§ Short exercise
Go through the lines below and copy each one that holds the string "kezdeményezett".

§ Extracted material
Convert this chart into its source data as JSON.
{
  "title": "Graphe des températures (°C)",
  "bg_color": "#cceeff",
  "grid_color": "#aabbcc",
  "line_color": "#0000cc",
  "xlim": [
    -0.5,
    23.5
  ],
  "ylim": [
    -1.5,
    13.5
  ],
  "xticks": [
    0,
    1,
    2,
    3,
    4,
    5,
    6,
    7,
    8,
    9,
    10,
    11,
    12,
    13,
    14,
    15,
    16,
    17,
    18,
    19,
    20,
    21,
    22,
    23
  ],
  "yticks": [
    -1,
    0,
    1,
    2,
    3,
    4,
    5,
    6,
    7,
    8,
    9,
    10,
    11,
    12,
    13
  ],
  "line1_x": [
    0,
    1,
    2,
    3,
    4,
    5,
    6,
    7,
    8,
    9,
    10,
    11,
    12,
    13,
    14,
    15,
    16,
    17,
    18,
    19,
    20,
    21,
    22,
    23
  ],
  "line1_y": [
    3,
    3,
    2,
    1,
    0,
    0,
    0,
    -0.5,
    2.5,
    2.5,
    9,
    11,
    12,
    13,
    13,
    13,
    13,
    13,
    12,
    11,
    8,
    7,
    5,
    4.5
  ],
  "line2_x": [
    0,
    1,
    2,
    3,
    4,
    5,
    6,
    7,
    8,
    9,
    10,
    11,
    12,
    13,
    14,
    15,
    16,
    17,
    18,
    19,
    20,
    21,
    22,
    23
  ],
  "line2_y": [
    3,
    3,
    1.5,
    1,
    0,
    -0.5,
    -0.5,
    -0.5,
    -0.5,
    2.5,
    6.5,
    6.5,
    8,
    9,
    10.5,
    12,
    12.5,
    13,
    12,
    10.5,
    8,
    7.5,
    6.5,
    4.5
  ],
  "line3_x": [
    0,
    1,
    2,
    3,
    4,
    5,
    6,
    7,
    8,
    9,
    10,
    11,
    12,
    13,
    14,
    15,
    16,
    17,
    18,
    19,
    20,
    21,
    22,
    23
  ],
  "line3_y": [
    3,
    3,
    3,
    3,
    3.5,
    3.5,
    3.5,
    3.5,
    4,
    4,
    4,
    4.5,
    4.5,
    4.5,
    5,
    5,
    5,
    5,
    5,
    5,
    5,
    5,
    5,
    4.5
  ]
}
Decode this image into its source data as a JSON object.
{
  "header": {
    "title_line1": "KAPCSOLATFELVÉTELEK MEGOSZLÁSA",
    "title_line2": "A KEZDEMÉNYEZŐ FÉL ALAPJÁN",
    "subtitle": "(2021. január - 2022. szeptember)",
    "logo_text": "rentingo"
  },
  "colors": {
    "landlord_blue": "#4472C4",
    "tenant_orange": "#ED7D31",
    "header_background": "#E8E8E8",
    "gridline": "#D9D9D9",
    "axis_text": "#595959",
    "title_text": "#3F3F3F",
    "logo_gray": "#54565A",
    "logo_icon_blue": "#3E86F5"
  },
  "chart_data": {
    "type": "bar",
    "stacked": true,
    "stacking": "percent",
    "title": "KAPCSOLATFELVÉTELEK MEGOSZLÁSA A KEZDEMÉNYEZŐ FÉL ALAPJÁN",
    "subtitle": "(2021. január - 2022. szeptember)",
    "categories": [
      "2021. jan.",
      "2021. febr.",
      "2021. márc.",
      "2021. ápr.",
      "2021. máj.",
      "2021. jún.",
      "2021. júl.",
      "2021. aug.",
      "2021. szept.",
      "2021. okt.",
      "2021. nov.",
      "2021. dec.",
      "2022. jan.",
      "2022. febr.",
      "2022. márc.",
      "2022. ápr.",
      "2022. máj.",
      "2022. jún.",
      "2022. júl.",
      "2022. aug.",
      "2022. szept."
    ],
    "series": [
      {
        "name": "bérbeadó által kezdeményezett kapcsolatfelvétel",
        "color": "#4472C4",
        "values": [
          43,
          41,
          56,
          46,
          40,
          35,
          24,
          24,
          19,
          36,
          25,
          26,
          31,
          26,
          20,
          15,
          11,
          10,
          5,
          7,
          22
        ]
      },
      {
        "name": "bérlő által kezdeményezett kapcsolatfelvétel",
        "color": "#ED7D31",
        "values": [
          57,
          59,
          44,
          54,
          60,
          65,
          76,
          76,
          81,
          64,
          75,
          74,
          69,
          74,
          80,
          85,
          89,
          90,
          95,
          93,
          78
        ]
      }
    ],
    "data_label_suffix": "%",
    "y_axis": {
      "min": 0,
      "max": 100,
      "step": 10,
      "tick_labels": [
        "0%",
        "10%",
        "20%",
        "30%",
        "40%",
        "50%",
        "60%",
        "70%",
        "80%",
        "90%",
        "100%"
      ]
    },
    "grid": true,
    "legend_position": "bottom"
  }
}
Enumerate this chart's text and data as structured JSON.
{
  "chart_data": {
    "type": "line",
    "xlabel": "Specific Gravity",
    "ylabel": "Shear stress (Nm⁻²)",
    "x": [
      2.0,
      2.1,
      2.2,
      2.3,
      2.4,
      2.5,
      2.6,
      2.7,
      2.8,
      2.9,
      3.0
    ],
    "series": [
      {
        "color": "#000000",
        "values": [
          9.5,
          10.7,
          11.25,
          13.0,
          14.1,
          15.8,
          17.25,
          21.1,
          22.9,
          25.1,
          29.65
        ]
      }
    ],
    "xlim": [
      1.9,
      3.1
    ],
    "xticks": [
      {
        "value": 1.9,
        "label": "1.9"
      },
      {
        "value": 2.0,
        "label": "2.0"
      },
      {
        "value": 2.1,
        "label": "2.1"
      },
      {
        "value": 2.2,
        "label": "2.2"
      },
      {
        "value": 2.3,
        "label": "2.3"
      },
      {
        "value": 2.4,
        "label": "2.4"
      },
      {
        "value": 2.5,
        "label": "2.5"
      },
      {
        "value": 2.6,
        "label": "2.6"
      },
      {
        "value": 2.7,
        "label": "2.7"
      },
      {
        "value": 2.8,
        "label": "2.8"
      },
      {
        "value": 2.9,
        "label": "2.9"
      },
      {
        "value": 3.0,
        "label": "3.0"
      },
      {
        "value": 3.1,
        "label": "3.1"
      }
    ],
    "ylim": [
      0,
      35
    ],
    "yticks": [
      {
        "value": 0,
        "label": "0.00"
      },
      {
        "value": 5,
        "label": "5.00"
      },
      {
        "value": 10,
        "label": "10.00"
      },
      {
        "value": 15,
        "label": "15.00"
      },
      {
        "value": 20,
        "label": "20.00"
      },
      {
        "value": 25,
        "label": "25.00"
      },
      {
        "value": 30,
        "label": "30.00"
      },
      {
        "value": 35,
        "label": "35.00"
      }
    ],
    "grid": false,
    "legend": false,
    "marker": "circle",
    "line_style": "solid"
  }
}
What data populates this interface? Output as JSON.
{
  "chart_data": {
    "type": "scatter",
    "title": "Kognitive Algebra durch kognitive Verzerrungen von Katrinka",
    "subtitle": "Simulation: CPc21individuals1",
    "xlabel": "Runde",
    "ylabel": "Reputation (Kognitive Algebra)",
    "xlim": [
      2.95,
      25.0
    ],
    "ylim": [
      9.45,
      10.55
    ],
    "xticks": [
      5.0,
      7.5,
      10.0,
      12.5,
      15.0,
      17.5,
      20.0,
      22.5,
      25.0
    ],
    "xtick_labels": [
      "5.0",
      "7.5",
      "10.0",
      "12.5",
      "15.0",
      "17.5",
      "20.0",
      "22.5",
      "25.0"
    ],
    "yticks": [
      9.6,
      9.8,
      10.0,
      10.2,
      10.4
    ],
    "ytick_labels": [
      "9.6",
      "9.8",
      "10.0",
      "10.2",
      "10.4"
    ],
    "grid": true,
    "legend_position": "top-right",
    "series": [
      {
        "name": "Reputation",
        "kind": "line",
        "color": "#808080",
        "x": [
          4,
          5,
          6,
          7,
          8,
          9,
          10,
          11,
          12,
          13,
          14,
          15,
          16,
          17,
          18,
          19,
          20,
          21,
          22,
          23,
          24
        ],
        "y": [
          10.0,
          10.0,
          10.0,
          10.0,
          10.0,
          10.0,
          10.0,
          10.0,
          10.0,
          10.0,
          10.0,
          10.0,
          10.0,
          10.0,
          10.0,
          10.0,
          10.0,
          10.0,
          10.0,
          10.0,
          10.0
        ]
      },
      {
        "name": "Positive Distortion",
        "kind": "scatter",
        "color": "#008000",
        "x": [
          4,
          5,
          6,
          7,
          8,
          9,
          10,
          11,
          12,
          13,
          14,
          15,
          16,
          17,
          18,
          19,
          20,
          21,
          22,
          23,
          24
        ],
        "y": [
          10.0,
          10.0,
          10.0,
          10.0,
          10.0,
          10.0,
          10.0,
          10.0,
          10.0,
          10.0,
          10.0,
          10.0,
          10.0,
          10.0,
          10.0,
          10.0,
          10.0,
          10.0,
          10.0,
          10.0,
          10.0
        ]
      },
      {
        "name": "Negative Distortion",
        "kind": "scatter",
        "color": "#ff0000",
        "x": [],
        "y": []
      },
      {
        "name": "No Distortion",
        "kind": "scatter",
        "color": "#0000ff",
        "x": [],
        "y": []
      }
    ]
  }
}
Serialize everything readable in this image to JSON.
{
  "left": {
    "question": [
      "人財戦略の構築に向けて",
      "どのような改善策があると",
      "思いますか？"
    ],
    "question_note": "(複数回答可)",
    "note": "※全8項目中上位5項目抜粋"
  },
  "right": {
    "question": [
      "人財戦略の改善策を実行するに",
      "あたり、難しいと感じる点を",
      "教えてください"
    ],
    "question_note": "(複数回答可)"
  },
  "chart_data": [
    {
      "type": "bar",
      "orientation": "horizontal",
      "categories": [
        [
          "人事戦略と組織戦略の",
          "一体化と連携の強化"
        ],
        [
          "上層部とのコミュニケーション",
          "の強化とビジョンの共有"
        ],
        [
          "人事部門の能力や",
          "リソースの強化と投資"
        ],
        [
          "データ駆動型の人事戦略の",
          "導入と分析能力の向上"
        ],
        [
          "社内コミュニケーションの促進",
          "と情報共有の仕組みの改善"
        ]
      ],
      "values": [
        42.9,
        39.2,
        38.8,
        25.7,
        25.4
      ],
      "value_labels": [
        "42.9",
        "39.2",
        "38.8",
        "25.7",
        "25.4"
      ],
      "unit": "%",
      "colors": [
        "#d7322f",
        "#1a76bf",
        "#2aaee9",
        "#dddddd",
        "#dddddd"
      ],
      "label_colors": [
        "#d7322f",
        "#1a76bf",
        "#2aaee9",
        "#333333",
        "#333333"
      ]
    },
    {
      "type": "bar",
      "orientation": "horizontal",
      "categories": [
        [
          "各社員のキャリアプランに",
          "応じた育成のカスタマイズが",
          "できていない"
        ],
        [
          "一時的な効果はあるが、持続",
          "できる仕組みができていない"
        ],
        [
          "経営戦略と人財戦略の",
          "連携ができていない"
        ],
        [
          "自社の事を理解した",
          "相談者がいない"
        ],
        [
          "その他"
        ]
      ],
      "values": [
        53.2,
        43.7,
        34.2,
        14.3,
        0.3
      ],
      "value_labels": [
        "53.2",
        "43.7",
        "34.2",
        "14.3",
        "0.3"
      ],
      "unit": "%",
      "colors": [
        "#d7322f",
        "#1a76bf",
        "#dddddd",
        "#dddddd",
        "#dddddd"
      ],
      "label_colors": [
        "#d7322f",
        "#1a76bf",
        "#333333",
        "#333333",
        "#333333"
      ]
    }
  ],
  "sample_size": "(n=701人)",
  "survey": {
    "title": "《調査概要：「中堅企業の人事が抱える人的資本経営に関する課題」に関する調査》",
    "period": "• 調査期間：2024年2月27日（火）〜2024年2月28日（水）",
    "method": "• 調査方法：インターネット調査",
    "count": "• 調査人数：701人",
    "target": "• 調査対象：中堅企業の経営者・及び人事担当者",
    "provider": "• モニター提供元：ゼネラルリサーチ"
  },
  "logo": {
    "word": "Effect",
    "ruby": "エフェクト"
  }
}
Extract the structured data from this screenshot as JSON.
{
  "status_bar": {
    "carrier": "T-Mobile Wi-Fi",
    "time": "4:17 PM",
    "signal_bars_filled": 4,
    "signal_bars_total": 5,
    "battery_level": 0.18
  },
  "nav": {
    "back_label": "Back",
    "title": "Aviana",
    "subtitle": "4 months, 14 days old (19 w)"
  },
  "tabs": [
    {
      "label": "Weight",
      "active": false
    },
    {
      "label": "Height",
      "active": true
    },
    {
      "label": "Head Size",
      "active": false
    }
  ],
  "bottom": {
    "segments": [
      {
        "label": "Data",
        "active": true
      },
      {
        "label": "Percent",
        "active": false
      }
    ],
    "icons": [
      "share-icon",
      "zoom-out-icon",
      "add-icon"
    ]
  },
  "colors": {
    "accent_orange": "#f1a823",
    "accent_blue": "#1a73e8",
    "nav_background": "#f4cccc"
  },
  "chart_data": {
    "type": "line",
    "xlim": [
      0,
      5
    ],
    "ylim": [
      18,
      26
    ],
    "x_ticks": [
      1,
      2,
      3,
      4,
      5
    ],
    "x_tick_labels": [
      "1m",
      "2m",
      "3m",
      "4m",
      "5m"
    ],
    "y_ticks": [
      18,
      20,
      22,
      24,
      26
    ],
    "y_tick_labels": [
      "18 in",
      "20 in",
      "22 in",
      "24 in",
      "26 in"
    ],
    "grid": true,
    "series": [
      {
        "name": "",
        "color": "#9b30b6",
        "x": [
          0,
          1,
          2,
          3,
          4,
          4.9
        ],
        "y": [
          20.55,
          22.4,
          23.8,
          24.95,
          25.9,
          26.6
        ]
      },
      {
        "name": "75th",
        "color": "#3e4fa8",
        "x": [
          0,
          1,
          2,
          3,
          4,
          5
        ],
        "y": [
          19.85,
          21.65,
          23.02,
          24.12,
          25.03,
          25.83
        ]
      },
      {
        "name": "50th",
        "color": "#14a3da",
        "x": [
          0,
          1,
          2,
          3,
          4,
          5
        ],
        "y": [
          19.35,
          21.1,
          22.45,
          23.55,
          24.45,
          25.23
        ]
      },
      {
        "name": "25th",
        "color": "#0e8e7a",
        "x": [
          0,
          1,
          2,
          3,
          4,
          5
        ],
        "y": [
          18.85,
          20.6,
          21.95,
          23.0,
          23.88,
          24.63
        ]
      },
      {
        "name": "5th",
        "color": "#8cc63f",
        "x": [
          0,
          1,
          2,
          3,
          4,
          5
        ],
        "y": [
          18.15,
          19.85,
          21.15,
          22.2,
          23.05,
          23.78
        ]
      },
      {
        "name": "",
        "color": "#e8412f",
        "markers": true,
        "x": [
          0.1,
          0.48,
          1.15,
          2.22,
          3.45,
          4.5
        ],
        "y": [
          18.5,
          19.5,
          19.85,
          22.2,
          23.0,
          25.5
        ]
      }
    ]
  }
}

§ Answer
        "name": "bérbeadó által kezdeményezett kapcsolatfelvétel",
        "name": "bérlő által kezdeményezett kapcsolatfelvétel",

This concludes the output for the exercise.